• _Extrait_:
::::::::
Poutine ne donne aucune nouvelle indication de ses intentions

ZAPORIJJIA, Ukraine — Le président russe Vladimir Poutine a profité d’une grande fête patriotique lundi pour justifier à nouveau sa guerre en Ukraine, mais n’a même pas déclaré une victoire limitée ni signalé la direction du conflit, alors que ses forces continuaient de frapper des cibles à travers le pays avec peu de signes de progrès significatifs.

Le dirigeant russe a supervisé un défilé du Jour de la Victoire sur la Place Rouge, avec des troupes marchant en formation, du matériel militaire et une fanfare pour marquer la victoire de l’Union soviétique face à l’Allemagne nazie. Mais son discours très attendu n’a offert aucune nouvelle idée; il s’en est plutôt tenu aux allégations selon lesquelles l’Ukraine constituait une menace pour la Russie, même si les forces nucléaires de Moscou sont de loin supérieures en nombre et en puissance de feu.
::::::::
• _Consigne_: Dans l'article sur le discours de Poutine, modifiez le passage qui s'ouvre sur les mots contenant « Le dirigeant russe » et se ferme sur « puissance de feu. » : remplacez-y « fanfare » par « musique militaire ». Les enregistrements ci-après forment un matériau indépendant de l'article.
::::::::
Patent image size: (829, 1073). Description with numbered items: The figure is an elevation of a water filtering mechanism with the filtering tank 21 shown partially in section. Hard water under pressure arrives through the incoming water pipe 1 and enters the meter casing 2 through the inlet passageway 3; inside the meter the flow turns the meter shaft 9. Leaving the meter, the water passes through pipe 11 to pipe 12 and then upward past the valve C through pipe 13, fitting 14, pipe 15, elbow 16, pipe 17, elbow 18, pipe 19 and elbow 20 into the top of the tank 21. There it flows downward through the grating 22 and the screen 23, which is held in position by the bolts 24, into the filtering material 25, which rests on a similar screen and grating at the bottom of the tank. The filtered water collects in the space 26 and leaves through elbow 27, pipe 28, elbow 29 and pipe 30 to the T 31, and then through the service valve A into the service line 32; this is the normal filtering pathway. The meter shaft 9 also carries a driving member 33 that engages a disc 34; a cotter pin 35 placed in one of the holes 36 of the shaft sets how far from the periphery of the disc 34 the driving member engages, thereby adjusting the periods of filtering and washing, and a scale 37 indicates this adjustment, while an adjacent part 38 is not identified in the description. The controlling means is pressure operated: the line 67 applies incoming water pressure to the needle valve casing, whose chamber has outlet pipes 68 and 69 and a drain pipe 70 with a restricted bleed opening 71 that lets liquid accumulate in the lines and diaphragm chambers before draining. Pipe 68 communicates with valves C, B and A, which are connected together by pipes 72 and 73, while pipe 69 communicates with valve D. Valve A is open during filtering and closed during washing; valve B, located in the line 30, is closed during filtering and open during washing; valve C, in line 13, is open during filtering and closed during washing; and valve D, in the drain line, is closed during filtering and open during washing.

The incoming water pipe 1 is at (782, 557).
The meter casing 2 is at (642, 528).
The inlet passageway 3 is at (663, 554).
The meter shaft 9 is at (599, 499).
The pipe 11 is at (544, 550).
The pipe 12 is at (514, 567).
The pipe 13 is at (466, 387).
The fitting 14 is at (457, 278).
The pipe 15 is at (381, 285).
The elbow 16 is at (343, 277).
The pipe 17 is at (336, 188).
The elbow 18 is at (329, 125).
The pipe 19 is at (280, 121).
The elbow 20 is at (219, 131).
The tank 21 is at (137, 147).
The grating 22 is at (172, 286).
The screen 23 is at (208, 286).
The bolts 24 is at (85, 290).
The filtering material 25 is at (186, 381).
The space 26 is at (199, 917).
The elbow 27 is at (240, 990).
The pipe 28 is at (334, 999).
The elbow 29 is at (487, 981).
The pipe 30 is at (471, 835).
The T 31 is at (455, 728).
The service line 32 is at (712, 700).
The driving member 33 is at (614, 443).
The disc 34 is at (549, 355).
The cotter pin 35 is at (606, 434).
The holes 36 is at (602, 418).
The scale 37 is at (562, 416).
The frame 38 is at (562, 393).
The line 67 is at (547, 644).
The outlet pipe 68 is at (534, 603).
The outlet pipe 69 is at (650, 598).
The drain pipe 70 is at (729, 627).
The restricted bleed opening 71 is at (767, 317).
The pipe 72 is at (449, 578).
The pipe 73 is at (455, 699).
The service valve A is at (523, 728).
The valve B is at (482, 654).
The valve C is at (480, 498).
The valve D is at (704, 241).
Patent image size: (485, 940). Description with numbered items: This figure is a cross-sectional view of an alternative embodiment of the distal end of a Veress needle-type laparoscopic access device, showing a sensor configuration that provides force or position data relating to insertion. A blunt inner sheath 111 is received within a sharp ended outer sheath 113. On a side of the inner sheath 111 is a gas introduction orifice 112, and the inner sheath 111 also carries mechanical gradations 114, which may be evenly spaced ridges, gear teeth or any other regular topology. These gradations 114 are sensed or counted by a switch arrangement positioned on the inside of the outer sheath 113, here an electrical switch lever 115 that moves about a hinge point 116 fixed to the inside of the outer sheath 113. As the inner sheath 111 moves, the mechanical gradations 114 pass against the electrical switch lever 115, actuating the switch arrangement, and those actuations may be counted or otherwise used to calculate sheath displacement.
::::::::
• _Réponse_:
Le dirigeant russe a supervisé un défilé du Jour de la Victoire sur la Place Rouge, avec des troupes marchant en formation, du matériel militaire et une musique militaire pour marquer la victoire de l’Union soviétique face à l’Allemagne nazie. Mais son discours très attendu n’a offert aucune nouvelle idée; il s’en est plutôt tenu aux allégations selon lesquelles l’Ukraine constituait une menace pour la Russie, même si les forces nucléaires de Moscou sont de loin supérieures en nombre et en puissance de feu.